Exercise description
Extract and list every line that contains the word "source".

Data tied to figure images:
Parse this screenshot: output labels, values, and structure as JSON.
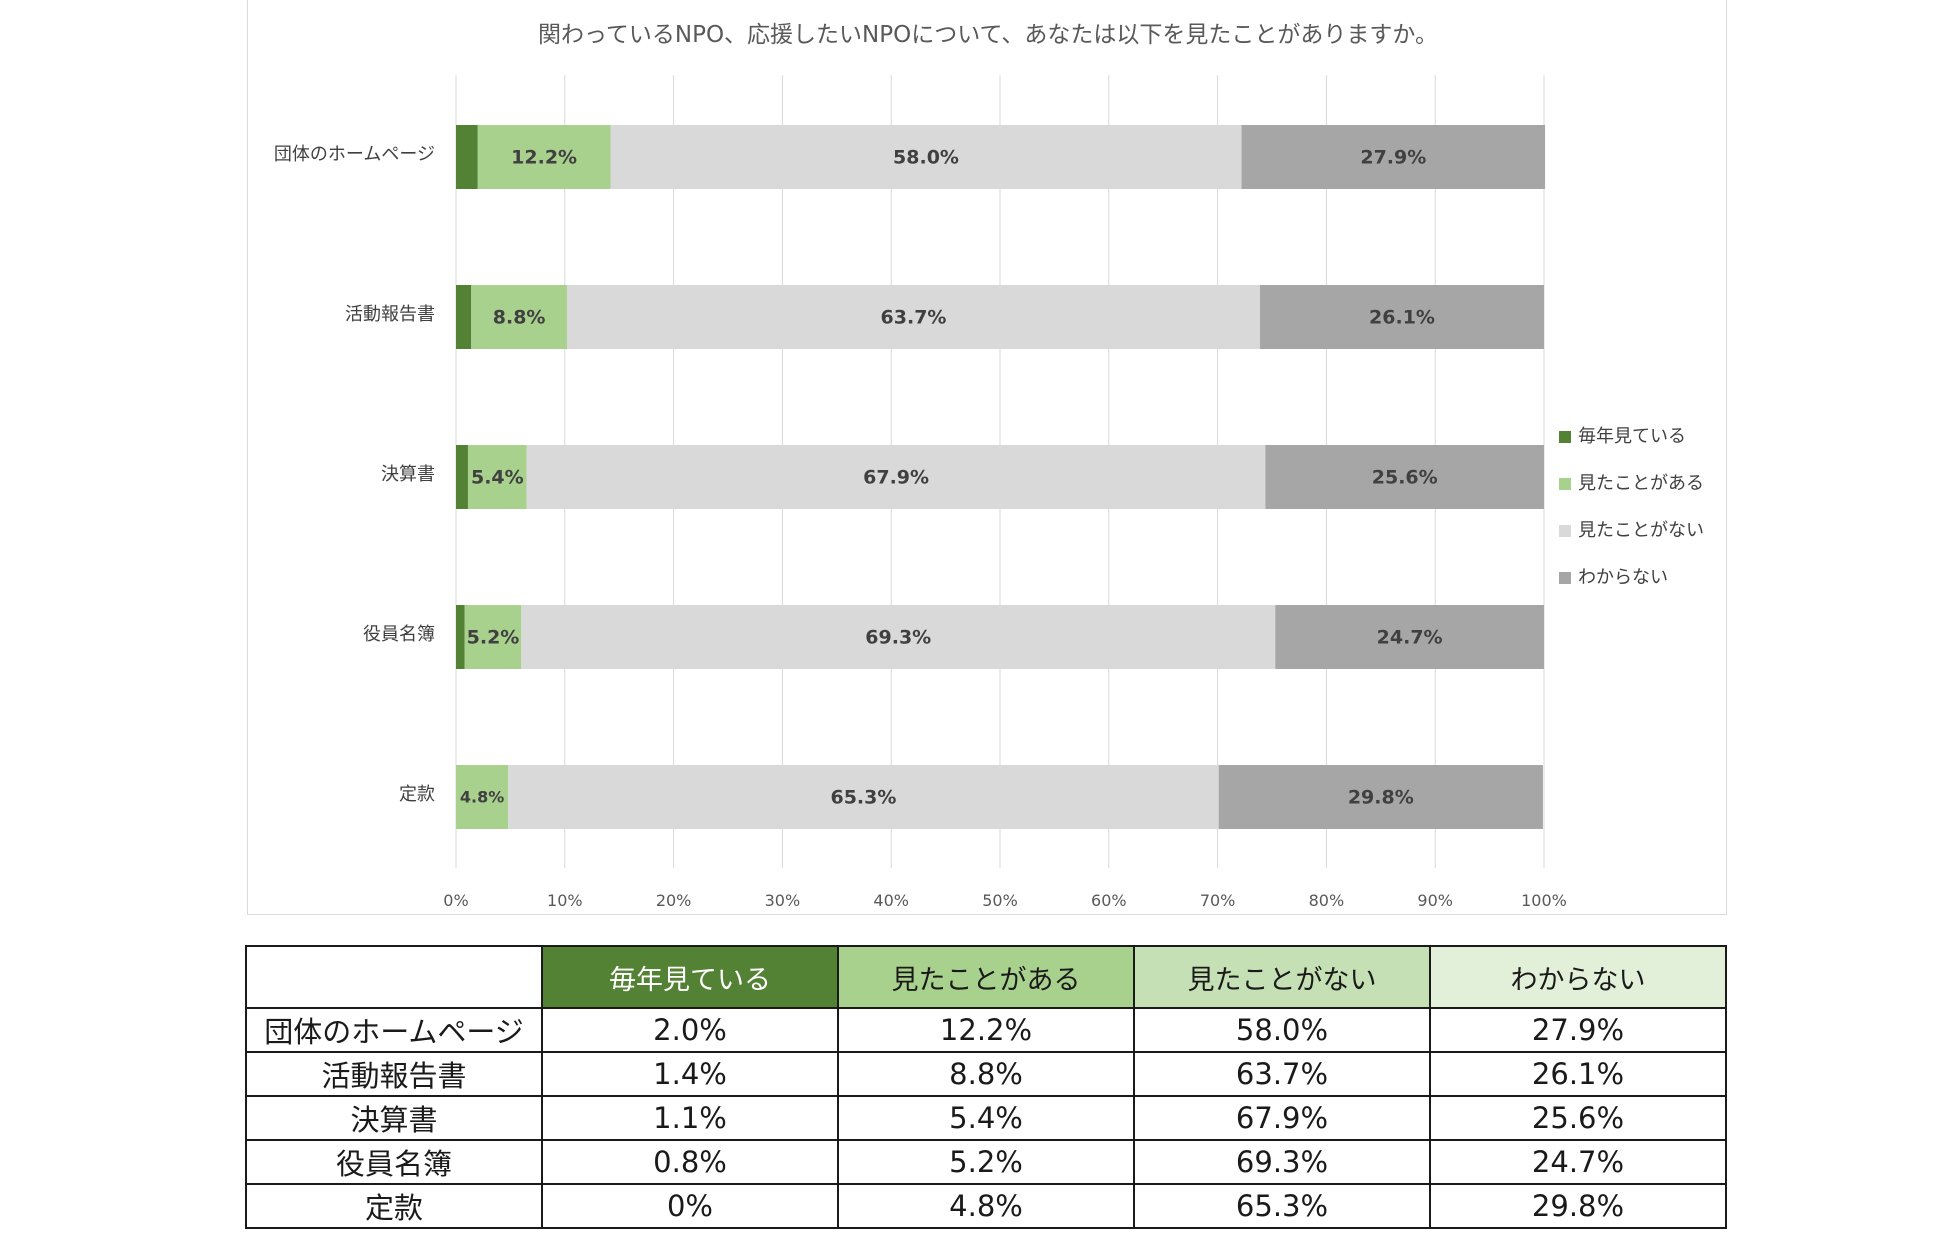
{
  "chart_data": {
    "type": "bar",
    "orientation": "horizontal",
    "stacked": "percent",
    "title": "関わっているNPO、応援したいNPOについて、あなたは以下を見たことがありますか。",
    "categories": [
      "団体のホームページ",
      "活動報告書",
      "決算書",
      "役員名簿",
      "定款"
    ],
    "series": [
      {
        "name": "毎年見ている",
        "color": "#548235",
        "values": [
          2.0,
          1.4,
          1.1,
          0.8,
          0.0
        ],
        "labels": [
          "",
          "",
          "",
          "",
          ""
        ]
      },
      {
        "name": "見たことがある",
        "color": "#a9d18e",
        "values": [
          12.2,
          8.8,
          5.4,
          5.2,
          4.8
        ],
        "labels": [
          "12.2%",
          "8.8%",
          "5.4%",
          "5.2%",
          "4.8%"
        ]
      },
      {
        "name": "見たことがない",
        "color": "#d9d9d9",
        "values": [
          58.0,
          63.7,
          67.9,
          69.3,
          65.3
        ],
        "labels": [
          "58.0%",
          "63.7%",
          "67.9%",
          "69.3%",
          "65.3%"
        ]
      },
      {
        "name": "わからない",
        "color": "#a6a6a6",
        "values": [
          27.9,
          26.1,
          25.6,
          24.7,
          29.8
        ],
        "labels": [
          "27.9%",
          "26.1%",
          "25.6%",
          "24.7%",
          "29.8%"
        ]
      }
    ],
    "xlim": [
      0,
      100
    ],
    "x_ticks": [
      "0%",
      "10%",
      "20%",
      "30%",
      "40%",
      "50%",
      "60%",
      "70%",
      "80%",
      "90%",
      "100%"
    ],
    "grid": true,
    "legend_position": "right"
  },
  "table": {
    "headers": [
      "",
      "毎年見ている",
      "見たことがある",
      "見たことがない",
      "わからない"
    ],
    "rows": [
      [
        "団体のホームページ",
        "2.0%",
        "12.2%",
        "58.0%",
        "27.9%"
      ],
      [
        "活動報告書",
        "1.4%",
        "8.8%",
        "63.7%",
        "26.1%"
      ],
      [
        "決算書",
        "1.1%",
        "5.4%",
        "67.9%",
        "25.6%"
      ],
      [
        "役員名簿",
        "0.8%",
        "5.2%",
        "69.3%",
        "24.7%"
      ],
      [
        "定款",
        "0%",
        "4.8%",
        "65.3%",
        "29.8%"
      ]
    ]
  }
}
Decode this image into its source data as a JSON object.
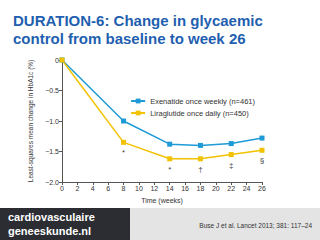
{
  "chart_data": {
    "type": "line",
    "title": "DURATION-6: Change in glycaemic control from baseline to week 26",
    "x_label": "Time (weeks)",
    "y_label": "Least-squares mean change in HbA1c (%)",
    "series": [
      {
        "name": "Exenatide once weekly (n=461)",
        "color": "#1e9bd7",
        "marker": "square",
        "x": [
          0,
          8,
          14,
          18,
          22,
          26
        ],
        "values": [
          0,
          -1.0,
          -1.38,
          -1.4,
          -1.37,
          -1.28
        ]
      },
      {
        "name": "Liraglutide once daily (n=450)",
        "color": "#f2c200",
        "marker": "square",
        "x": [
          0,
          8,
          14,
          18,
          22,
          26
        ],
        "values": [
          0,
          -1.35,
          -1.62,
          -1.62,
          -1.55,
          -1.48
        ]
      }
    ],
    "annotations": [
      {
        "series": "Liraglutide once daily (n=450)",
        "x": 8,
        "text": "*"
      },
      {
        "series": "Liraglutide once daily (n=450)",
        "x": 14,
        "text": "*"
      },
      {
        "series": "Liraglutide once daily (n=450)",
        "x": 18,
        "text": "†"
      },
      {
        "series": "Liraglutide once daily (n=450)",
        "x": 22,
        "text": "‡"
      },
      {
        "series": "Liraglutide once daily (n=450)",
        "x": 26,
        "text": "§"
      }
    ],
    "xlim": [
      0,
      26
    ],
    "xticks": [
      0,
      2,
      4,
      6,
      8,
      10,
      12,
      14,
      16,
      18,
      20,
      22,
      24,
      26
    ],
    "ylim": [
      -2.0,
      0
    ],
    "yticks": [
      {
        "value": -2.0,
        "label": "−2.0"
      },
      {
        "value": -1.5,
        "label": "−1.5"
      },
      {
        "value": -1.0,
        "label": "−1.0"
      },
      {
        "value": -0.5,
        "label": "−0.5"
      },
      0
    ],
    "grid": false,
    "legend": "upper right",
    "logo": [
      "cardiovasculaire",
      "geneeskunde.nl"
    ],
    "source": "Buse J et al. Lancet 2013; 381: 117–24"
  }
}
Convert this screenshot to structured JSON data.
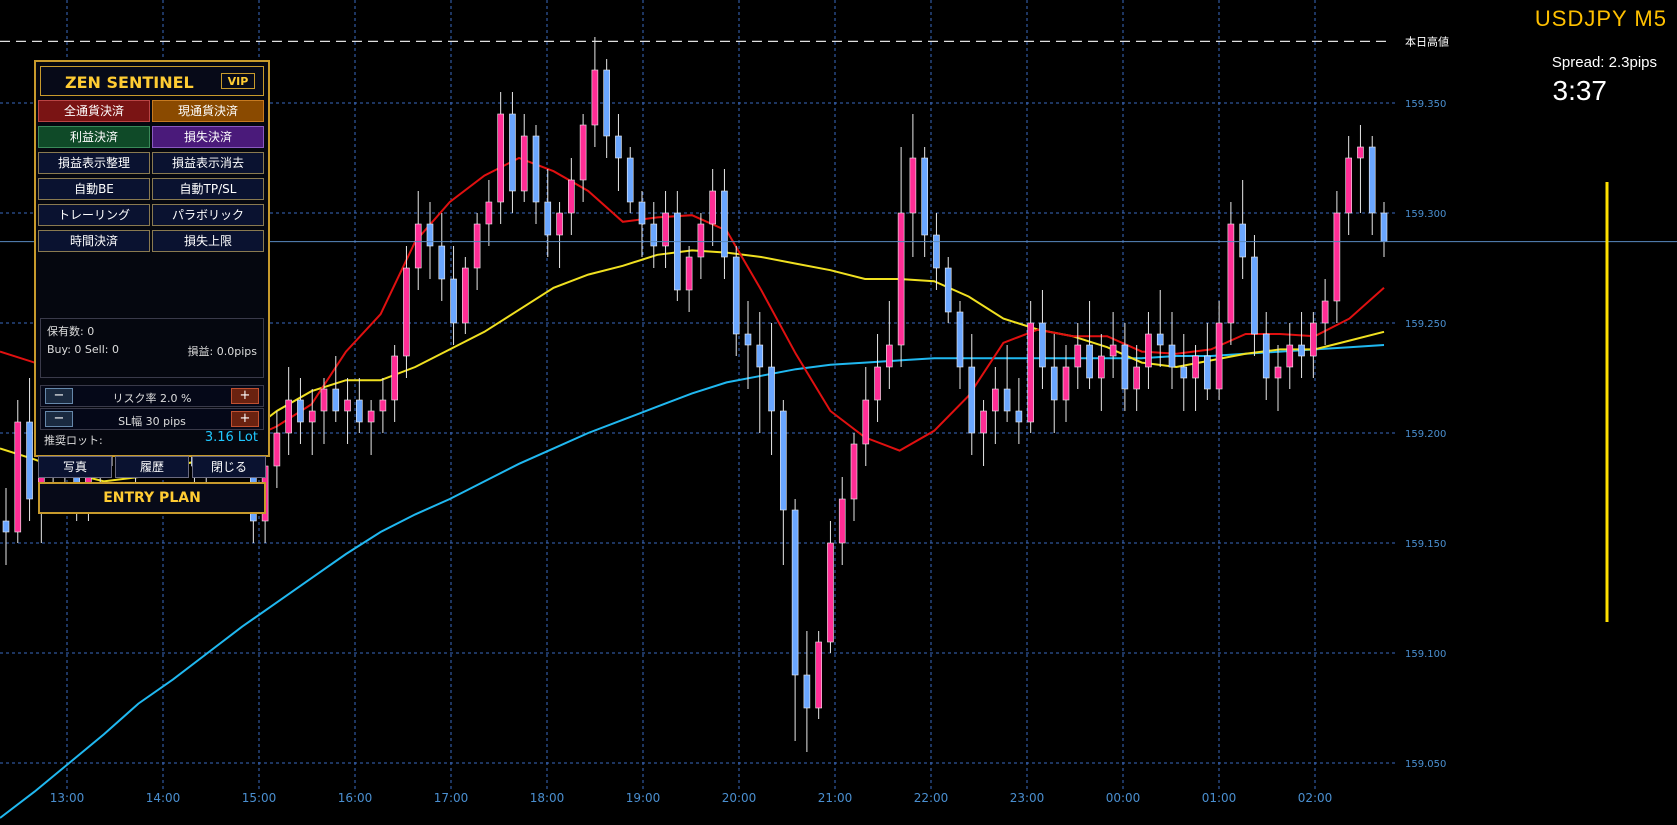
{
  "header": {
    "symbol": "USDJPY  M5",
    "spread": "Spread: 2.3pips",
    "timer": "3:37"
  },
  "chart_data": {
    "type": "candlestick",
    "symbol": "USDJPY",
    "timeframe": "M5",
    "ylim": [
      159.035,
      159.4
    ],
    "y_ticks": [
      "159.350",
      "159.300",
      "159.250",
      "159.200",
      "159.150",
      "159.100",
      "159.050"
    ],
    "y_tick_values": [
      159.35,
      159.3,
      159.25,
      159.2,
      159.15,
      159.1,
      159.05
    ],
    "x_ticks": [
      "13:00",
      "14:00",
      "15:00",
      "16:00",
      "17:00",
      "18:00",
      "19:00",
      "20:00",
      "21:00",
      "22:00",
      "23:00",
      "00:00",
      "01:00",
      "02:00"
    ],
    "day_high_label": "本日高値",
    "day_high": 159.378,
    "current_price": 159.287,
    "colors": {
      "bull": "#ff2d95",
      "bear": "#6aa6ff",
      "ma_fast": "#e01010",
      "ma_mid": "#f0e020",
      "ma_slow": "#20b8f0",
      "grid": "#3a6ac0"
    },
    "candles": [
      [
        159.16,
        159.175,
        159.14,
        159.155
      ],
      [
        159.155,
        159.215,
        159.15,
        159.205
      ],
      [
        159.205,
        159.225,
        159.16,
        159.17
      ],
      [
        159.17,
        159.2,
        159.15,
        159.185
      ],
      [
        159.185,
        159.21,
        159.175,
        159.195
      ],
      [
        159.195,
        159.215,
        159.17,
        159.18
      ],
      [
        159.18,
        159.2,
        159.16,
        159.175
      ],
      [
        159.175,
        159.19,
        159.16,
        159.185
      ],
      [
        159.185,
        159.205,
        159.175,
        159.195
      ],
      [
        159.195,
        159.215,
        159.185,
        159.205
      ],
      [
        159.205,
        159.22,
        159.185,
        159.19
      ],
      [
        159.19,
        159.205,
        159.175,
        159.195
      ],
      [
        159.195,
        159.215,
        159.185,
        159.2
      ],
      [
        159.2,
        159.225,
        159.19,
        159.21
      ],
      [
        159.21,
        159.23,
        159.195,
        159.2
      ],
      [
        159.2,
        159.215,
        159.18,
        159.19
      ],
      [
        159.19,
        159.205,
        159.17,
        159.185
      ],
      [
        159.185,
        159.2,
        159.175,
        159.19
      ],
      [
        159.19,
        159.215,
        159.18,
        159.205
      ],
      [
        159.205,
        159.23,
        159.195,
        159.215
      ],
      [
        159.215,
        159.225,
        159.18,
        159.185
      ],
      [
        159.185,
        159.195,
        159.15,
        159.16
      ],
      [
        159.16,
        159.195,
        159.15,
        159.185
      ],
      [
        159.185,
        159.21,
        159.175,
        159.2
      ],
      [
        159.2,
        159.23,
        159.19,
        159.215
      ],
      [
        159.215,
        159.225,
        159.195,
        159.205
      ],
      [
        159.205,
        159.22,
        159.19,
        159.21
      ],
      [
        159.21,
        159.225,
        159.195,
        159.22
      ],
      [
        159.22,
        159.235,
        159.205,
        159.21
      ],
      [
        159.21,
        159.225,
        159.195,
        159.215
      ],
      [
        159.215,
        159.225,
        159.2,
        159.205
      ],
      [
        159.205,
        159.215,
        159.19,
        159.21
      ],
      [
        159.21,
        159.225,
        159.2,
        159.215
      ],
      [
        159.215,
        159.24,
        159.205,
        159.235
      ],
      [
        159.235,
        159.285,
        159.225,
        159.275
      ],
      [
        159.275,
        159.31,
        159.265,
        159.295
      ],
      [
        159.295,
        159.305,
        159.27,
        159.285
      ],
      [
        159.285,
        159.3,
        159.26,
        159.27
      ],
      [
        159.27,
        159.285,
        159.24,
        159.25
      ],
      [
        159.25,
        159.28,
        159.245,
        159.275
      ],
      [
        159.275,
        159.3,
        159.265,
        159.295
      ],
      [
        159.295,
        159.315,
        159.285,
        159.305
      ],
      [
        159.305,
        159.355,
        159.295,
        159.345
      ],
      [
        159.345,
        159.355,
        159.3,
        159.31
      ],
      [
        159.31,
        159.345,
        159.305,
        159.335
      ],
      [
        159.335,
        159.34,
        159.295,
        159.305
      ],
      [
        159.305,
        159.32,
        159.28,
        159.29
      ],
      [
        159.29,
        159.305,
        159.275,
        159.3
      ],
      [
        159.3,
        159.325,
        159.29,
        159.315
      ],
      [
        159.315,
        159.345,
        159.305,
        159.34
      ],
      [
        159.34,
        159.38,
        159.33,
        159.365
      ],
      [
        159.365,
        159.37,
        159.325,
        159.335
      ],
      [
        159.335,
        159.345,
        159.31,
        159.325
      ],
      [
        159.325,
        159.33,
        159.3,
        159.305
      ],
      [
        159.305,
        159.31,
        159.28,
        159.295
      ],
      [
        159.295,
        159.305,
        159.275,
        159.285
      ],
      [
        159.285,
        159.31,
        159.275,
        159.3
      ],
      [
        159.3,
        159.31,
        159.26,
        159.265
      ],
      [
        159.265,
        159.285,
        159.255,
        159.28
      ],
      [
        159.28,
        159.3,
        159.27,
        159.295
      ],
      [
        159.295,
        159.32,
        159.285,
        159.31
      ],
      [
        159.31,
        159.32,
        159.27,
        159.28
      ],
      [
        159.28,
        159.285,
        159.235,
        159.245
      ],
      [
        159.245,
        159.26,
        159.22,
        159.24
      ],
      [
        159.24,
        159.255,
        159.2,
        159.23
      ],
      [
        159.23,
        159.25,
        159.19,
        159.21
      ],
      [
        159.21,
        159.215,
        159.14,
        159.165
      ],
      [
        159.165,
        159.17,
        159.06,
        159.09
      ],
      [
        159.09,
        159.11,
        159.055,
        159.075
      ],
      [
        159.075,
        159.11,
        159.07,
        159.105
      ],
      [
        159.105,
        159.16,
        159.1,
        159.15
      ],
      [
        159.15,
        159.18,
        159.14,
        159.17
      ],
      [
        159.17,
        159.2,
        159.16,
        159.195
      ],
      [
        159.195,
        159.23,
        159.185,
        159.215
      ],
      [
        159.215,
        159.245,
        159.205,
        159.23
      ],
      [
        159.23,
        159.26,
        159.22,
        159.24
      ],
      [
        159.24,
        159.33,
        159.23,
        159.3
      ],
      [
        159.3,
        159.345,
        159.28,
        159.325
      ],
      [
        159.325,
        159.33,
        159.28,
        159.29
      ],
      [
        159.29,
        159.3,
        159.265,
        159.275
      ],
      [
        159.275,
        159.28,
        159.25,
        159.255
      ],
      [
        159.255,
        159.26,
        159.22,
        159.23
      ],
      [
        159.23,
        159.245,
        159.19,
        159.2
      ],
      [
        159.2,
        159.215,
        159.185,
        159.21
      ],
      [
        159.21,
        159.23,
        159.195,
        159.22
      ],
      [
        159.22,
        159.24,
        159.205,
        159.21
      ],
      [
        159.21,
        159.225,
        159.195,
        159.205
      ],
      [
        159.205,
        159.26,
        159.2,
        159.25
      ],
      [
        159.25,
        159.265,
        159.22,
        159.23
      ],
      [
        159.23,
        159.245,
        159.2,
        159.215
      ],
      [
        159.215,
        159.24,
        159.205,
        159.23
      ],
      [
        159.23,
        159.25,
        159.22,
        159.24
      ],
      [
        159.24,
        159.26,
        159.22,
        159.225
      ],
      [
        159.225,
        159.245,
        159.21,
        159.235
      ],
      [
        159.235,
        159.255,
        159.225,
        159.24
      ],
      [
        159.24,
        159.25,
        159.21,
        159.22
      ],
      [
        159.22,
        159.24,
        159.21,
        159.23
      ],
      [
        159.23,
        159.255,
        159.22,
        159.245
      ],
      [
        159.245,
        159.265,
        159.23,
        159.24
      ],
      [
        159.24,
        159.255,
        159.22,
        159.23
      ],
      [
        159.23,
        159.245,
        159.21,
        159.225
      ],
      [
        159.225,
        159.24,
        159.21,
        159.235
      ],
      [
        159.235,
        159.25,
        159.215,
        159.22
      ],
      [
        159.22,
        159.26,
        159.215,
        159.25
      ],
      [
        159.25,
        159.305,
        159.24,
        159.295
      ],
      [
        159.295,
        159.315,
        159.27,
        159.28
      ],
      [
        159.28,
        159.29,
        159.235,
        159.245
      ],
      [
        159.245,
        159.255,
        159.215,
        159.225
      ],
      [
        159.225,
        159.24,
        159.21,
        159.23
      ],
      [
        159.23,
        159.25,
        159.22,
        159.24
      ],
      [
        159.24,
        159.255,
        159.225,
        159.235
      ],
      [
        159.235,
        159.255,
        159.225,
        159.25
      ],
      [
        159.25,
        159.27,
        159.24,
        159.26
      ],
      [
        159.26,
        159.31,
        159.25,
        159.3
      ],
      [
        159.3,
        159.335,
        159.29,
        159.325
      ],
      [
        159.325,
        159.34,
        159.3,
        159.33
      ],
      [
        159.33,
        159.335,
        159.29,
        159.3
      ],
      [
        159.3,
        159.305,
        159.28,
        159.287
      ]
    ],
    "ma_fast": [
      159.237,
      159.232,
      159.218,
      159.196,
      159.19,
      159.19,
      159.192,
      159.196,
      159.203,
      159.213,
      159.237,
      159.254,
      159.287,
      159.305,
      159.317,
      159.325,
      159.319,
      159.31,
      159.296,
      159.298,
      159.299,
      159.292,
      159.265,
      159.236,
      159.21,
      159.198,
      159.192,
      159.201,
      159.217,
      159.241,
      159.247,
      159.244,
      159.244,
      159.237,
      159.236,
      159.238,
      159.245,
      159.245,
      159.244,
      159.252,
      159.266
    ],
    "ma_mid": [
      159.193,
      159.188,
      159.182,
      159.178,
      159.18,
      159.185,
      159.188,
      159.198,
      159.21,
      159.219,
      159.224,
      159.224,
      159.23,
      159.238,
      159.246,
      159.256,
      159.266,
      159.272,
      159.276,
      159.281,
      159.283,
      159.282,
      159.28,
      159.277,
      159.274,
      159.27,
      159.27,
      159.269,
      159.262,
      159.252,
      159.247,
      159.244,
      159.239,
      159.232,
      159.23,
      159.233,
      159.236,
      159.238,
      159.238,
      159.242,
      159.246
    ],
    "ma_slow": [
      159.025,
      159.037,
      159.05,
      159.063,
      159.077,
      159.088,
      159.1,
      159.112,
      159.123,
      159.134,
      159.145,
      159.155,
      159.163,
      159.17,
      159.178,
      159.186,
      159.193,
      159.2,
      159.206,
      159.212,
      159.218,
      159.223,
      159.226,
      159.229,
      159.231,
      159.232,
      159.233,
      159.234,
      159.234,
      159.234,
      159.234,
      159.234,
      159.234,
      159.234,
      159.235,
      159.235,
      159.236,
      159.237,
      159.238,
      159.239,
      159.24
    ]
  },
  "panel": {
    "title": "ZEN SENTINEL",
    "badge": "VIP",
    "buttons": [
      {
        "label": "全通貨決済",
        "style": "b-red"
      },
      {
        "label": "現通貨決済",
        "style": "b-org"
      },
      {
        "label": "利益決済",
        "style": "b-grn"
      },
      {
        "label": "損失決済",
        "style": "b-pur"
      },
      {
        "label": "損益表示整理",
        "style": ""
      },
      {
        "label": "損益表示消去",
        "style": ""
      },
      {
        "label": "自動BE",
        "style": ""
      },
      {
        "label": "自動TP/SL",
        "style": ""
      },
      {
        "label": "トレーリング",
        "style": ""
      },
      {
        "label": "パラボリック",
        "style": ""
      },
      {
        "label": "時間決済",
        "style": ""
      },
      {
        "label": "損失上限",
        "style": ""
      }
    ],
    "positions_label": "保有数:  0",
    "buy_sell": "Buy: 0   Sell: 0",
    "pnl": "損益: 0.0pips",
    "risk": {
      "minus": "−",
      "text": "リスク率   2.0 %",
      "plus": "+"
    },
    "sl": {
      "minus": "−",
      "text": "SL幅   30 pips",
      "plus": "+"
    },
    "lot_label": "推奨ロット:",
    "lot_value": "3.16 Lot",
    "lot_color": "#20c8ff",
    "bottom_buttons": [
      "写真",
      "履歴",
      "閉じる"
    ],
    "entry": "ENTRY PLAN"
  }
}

The solution
Decode this image into its source data as a JSON object.
    "source": "Buse J et al. Lancet 2013; 381: 117–24"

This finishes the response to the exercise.